_DATA ENTRIES_.
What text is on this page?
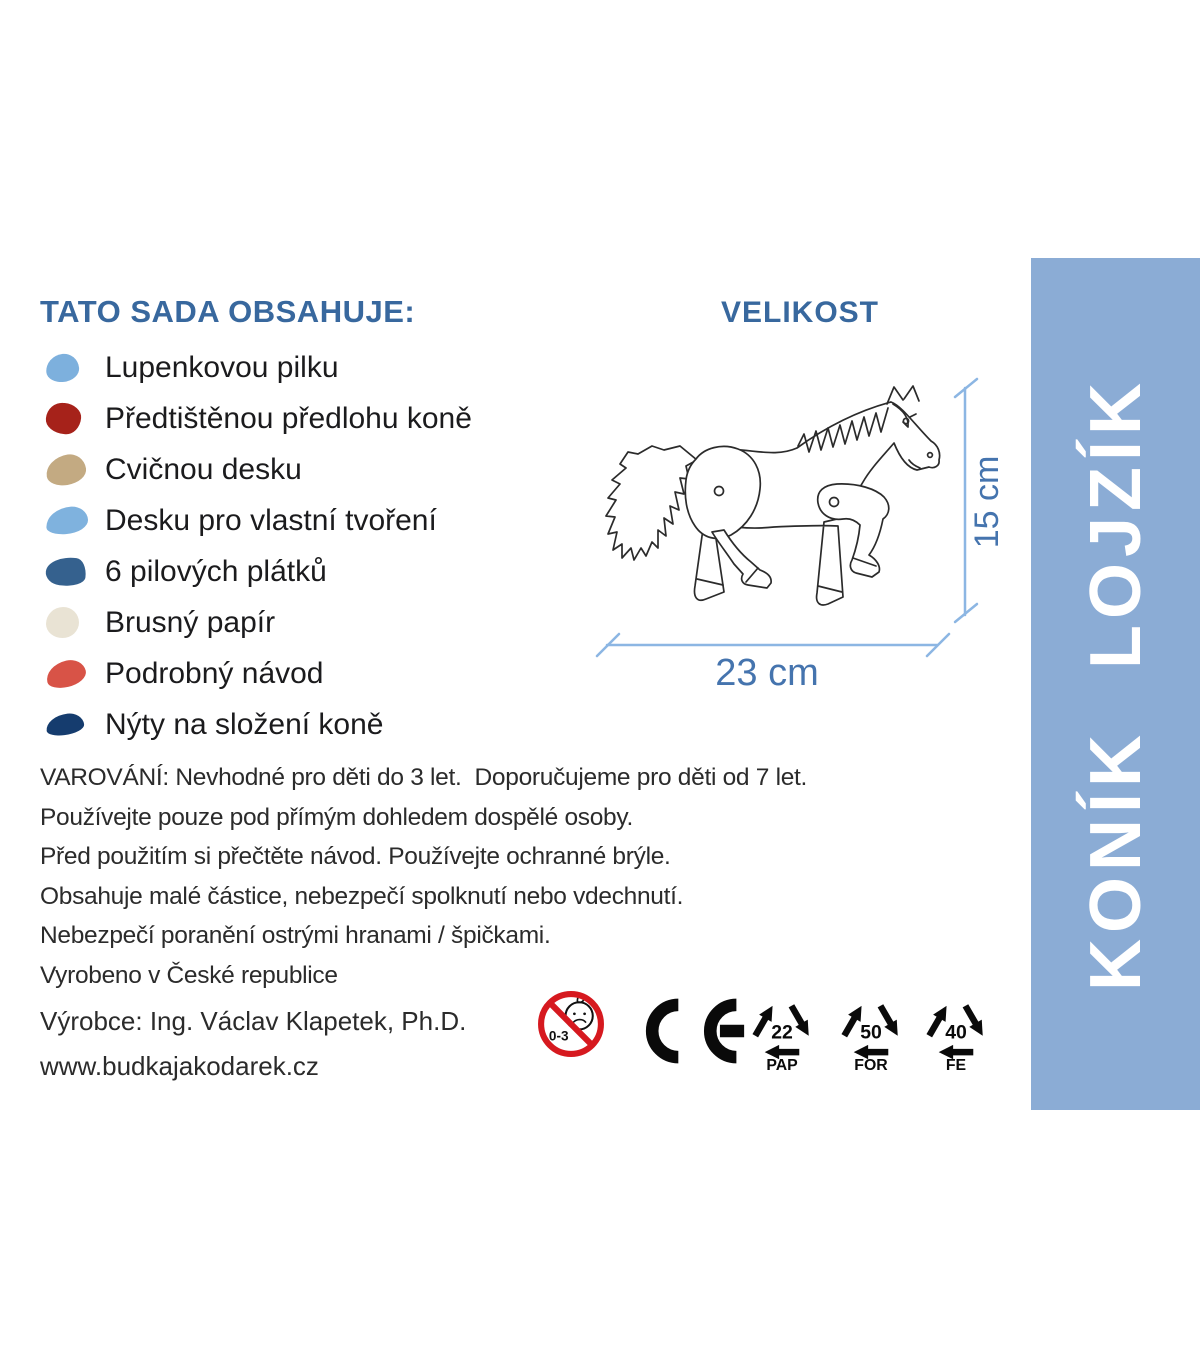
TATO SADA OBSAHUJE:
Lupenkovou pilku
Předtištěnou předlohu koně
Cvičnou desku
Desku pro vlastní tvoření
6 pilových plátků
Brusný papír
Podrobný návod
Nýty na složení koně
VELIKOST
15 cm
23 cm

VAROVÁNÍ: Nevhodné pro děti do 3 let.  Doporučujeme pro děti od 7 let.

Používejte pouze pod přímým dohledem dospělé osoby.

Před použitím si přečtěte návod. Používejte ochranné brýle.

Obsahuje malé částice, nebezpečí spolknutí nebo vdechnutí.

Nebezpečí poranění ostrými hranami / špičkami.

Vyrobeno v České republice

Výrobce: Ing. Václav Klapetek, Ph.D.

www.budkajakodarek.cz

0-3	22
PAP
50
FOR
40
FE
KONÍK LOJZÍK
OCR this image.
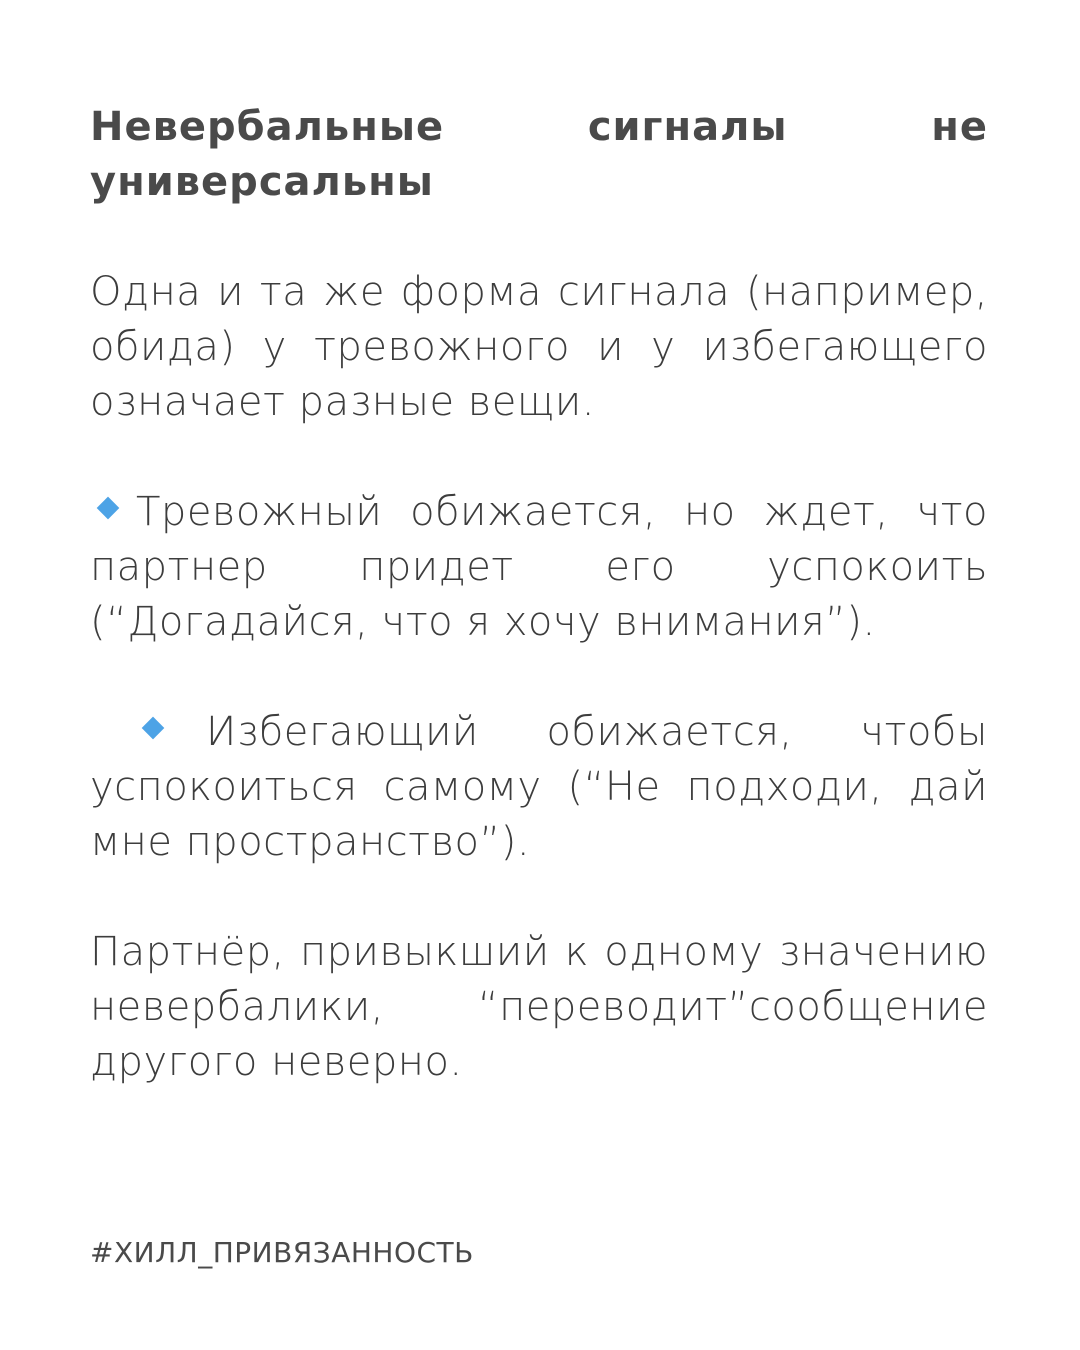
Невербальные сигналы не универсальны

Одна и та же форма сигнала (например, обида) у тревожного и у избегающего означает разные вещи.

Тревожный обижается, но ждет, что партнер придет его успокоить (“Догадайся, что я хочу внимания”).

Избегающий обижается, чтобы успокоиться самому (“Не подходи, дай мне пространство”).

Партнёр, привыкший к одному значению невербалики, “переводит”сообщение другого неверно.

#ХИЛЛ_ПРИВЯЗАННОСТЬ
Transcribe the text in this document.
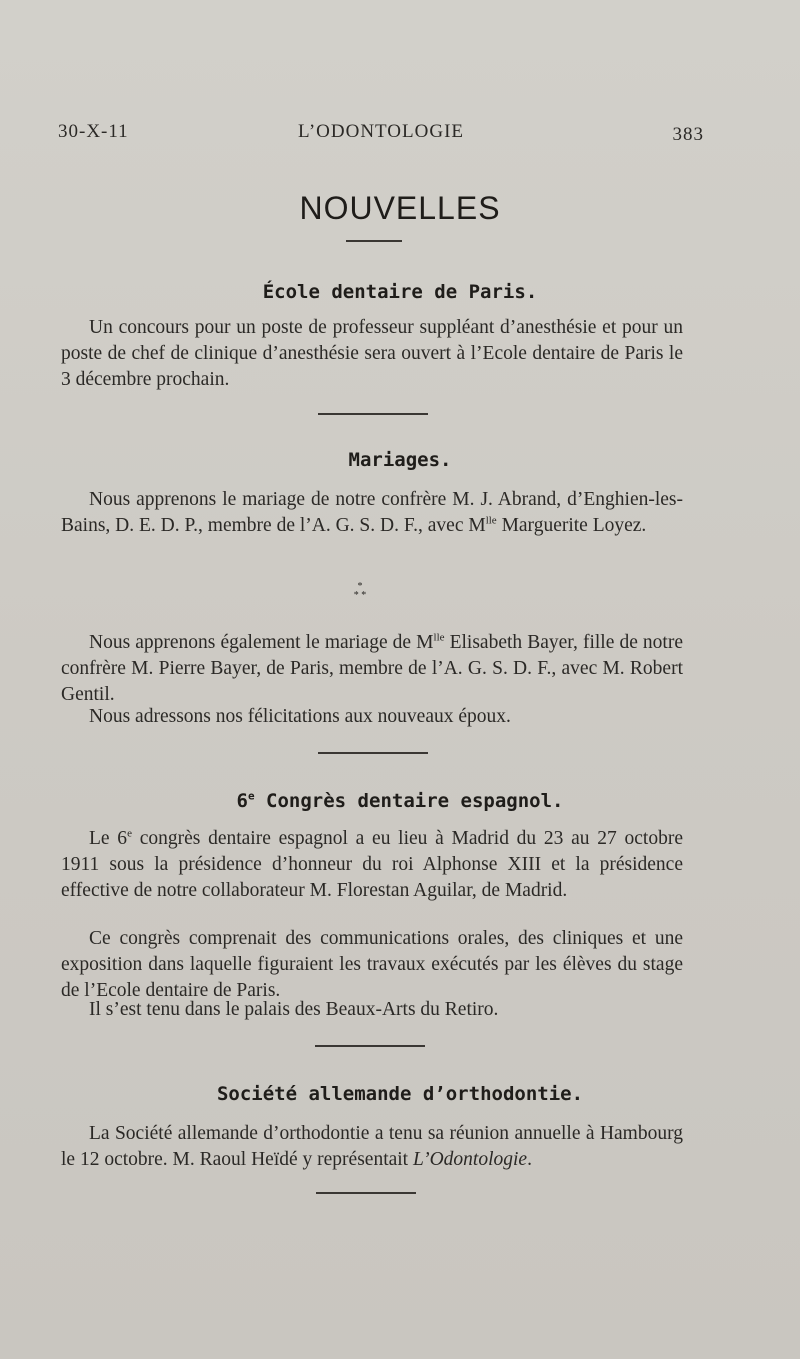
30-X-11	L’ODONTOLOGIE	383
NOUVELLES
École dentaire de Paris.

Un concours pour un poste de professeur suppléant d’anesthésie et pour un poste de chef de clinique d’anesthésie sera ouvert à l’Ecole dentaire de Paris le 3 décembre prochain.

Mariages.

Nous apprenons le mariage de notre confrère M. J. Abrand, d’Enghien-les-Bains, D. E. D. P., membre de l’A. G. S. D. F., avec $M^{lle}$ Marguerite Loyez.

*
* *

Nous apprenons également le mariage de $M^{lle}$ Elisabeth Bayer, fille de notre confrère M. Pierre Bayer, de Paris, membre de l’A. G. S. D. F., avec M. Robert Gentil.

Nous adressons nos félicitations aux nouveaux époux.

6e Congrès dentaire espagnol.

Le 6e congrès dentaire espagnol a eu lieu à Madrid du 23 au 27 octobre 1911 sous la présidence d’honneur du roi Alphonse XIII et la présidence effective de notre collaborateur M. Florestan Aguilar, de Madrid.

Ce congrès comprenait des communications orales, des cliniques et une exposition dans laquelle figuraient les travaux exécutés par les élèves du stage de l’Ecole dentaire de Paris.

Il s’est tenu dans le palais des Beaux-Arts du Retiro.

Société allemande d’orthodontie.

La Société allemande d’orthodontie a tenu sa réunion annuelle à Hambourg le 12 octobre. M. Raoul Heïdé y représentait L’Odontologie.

_INSTRUCTIONS TO FOLLOW_.
Copy out all the entries exactly. Images stay out of the copy.

_RESULT FOR THIS EXERCISE_.
What text is on this page?
TATO SADA OBSAHUJE:
Lupenkovou pilku
Předtištěnou předlohu koně
Cvičnou desku
Desku pro vlastní tvoření
6 pilových plátků
Brusný papír
Podrobný návod
Nýty na složení koně
VELIKOST
15 cm
23 cm

VAROVÁNÍ: Nevhodné pro děti do 3 let.  Doporučujeme pro děti od 7 let.

Používejte pouze pod přímým dohledem dospělé osoby.

Před použitím si přečtěte návod. Používejte ochranné brýle.

Obsahuje malé částice, nebezpečí spolknutí nebo vdechnutí.

Nebezpečí poranění ostrými hranami / špičkami.

Vyrobeno v České republice

Výrobce: Ing. Václav Klapetek, Ph.D.

www.budkajakodarek.cz

0-3	22
PAP
50
FOR
40
FE
KONÍK LOJZÍK
OCR this image.
Невербальные сигналы не универсальны

Одна и та же форма сигнала (например, обида) у тревожного и у избегающего означает разные вещи.

Тревожный обижается, но ждет, что партнер придет его успокоить (“Догадайся, что я хочу внимания”).

Избегающий обижается, чтобы успокоиться самому (“Не подходи, дай мне пространство”).

Партнёр, привыкший к одному значению невербалики, “переводит”сообщение другого неверно.

#ХИЛЛ_ПРИВЯЗАННОСТЬ
Transcribe the text in this document.
30-X-11	L’ODONTOLOGIE	383
NOUVELLES
École dentaire de Paris.

Un concours pour un poste de professeur suppléant d’anesthésie et pour un poste de chef de clinique d’anesthésie sera ouvert à l’Ecole dentaire de Paris le 3 décembre prochain.

Mariages.

Nous apprenons le mariage de notre confrère M. J. Abrand, d’Enghien-les-Bains, D. E. D. P., membre de l’A. G. S. D. F., avec $M^{lle}$ Marguerite Loyez.

*
* *

Nous apprenons également le mariage de $M^{lle}$ Elisabeth Bayer, fille de notre confrère M. Pierre Bayer, de Paris, membre de l’A. G. S. D. F., avec M. Robert Gentil.

Nous adressons nos félicitations aux nouveaux époux.

6e Congrès dentaire espagnol.

Le 6e congrès dentaire espagnol a eu lieu à Madrid du 23 au 27 octobre 1911 sous la présidence d’honneur du roi Alphonse XIII et la présidence effective de notre collaborateur M. Florestan Aguilar, de Madrid.

Ce congrès comprenait des communications orales, des cliniques et une exposition dans laquelle figuraient les travaux exécutés par les élèves du stage de l’Ecole dentaire de Paris.

Il s’est tenu dans le palais des Beaux-Arts du Retiro.

Société allemande d’orthodontie.

La Société allemande d’orthodontie a tenu sa réunion annuelle à Hambourg le 12 octobre. M. Raoul Heïdé y représentait L’Odontologie.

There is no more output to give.